◆ Provided data:
** START **

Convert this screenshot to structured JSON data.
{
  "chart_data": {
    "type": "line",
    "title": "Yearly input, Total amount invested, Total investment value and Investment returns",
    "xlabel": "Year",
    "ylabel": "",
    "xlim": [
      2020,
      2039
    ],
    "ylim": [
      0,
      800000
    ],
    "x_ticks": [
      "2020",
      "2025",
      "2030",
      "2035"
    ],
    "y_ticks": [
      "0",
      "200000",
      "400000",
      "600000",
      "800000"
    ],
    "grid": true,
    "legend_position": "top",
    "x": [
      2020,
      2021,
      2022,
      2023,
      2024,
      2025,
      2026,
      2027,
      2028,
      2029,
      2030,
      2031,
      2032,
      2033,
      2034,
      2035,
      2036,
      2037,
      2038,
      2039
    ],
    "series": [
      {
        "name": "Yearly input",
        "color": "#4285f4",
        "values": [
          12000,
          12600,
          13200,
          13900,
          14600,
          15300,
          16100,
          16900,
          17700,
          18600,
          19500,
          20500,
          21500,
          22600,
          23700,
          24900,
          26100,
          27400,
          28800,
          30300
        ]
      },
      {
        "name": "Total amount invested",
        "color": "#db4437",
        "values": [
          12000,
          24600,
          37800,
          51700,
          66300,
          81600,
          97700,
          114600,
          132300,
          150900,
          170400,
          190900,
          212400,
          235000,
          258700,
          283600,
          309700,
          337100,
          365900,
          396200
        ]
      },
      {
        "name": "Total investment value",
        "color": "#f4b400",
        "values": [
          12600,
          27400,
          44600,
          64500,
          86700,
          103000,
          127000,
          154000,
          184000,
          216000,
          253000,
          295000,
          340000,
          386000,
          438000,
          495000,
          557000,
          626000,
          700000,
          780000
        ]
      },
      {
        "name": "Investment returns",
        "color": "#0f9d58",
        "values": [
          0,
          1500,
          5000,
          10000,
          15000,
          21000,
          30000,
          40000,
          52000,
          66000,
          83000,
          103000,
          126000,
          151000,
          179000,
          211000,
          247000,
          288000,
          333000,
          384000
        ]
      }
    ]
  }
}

** END **

◆ Required task: Each record must be returned exactly as it is written.

◆ Result of this task:
Convert this screenshot to structured JSON data.
{
  "chart_data": {
    "type": "line",
    "title": "Yearly input, Total amount invested, Total investment value and Investment returns",
    "xlabel": "Year",
    "ylabel": "",
    "xlim": [
      2020,
      2039
    ],
    "ylim": [
      0,
      800000
    ],
    "x_ticks": [
      "2020",
      "2025",
      "2030",
      "2035"
    ],
    "y_ticks": [
      "0",
      "200000",
      "400000",
      "600000",
      "800000"
    ],
    "grid": true,
    "legend_position": "top",
    "x": [
      2020,
      2021,
      2022,
      2023,
      2024,
      2025,
      2026,
      2027,
      2028,
      2029,
      2030,
      2031,
      2032,
      2033,
      2034,
      2035,
      2036,
      2037,
      2038,
      2039
    ],
    "series": [
      {
        "name": "Yearly input",
        "color": "#4285f4",
        "values": [
          12000,
          12600,
          13200,
          13900,
          14600,
          15300,
          16100,
          16900,
          17700,
          18600,
          19500,
          20500,
          21500,
          22600,
          23700,
          24900,
          26100,
          27400,
          28800,
          30300
        ]
      },
      {
        "name": "Total amount invested",
        "color": "#db4437",
        "values": [
          12000,
          24600,
          37800,
          51700,
          66300,
          81600,
          97700,
          114600,
          132300,
          150900,
          170400,
          190900,
          212400,
          235000,
          258700,
          283600,
          309700,
          337100,
          365900,
          396200
        ]
      },
      {
        "name": "Total investment value",
        "color": "#f4b400",
        "values": [
          12600,
          27400,
          44600,
          64500,
          86700,
          103000,
          127000,
          154000,
          184000,
          216000,
          253000,
          295000,
          340000,
          386000,
          438000,
          495000,
          557000,
          626000,
          700000,
          780000
        ]
      },
      {
        "name": "Investment returns",
        "color": "#0f9d58",
        "values": [
          0,
          1500,
          5000,
          10000,
          15000,
          21000,
          30000,
          40000,
          52000,
          66000,
          83000,
          103000,
          126000,
          151000,
          179000,
          211000,
          247000,
          288000,
          333000,
          384000
        ]
      }
    ]
  }
}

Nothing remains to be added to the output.